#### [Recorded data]
━━━━━━━━━━━━━━━━

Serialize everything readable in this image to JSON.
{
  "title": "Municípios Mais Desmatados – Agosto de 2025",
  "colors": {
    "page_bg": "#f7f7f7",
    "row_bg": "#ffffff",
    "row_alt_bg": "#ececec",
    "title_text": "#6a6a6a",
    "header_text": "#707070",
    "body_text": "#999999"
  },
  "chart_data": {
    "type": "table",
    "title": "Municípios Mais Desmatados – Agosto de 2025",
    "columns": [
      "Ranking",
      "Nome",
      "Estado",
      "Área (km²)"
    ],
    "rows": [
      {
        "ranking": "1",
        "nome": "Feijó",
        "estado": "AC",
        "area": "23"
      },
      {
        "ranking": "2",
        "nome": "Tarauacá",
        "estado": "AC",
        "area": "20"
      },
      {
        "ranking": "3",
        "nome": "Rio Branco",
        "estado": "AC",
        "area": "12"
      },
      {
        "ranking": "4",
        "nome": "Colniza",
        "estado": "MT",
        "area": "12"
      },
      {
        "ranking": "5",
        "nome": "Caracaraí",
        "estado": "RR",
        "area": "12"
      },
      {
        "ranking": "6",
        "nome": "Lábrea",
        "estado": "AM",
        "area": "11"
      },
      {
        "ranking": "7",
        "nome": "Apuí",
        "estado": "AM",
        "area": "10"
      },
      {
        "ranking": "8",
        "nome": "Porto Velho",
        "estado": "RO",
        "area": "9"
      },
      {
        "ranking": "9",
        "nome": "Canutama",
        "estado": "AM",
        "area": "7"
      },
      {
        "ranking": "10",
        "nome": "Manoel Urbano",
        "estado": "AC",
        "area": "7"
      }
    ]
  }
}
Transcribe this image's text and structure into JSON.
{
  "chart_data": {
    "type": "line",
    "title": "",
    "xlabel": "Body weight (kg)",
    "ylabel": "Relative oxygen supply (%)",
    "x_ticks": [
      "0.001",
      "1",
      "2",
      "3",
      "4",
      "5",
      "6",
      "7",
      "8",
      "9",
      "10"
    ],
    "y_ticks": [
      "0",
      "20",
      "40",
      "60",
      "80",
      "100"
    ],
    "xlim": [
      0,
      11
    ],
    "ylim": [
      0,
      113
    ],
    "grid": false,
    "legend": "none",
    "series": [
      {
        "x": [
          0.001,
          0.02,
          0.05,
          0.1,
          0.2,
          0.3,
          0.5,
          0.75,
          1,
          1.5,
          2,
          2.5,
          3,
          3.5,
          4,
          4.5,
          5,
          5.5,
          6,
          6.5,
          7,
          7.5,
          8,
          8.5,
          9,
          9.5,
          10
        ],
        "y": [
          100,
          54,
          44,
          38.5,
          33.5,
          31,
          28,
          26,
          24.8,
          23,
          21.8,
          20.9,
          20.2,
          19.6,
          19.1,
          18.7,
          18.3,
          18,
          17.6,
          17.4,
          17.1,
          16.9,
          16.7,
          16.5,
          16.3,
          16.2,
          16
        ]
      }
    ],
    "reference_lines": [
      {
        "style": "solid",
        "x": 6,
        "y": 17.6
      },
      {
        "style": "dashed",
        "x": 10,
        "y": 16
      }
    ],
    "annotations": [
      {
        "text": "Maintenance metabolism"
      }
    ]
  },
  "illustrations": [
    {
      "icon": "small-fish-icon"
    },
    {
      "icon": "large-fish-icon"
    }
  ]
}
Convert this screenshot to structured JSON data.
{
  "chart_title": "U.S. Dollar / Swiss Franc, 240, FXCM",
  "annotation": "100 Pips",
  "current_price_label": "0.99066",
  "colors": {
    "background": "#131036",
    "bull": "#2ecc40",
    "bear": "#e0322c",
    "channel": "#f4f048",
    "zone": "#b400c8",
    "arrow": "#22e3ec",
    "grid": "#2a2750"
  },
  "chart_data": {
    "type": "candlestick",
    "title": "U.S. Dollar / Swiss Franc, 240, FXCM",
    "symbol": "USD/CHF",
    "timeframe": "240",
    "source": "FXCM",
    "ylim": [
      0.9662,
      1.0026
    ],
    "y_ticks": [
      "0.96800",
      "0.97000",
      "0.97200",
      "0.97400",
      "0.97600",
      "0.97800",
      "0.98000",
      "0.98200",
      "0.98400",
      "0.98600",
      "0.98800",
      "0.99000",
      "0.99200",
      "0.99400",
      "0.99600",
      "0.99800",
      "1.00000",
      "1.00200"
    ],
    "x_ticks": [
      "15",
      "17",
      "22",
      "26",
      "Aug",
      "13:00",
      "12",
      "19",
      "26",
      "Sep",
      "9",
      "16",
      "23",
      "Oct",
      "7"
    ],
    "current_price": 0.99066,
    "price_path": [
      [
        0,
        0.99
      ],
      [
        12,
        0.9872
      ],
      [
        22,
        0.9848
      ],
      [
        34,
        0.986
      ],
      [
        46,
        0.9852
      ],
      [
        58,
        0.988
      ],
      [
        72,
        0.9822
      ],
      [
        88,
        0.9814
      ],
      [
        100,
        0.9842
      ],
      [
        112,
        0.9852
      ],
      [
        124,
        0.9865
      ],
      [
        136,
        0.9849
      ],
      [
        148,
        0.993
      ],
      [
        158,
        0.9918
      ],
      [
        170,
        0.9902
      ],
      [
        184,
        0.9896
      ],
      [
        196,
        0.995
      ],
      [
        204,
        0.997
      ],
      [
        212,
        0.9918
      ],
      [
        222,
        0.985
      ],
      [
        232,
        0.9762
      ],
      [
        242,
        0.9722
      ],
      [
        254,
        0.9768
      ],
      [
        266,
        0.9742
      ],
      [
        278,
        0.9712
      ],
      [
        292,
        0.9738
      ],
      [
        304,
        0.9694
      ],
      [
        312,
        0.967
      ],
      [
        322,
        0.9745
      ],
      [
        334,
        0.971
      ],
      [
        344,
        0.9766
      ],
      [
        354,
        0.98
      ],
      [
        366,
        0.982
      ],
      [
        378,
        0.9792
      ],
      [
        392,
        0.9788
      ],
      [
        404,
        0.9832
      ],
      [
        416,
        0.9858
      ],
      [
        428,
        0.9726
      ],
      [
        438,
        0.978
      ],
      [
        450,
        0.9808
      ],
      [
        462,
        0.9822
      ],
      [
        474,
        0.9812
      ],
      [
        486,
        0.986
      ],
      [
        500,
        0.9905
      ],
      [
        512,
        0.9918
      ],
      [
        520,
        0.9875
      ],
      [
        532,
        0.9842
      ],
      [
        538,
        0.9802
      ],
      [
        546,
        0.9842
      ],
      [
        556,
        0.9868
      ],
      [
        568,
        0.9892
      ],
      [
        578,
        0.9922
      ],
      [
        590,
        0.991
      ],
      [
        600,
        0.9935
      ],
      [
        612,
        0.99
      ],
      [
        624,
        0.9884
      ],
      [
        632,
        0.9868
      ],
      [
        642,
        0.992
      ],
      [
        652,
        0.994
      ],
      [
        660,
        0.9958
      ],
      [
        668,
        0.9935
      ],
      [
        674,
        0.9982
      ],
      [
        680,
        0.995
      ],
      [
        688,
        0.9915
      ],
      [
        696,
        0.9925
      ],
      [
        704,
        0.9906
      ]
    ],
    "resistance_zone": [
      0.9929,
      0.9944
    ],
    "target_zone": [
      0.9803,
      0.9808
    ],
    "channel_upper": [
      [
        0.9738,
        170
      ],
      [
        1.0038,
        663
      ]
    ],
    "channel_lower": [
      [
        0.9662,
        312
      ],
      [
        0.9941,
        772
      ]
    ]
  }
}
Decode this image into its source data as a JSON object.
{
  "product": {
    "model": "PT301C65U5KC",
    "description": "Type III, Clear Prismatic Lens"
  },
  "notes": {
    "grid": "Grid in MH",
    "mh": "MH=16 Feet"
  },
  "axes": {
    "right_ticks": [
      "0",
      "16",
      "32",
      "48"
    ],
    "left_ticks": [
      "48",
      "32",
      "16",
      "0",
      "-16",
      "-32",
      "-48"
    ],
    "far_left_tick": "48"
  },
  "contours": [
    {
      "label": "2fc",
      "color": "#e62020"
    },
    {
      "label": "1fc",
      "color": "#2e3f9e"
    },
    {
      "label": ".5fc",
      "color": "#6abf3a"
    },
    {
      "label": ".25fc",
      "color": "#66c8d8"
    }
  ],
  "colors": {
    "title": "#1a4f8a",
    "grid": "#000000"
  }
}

━━━━━━━━━━━━━━━━

#### [Exercise brief]
Return the lines of the records that include the string "image".

#### [Expected answer]
Serialize everything readable in this image to JSON.
Transcribe this image's text and structure into JSON.
Decode this image into its source data as a JSON object.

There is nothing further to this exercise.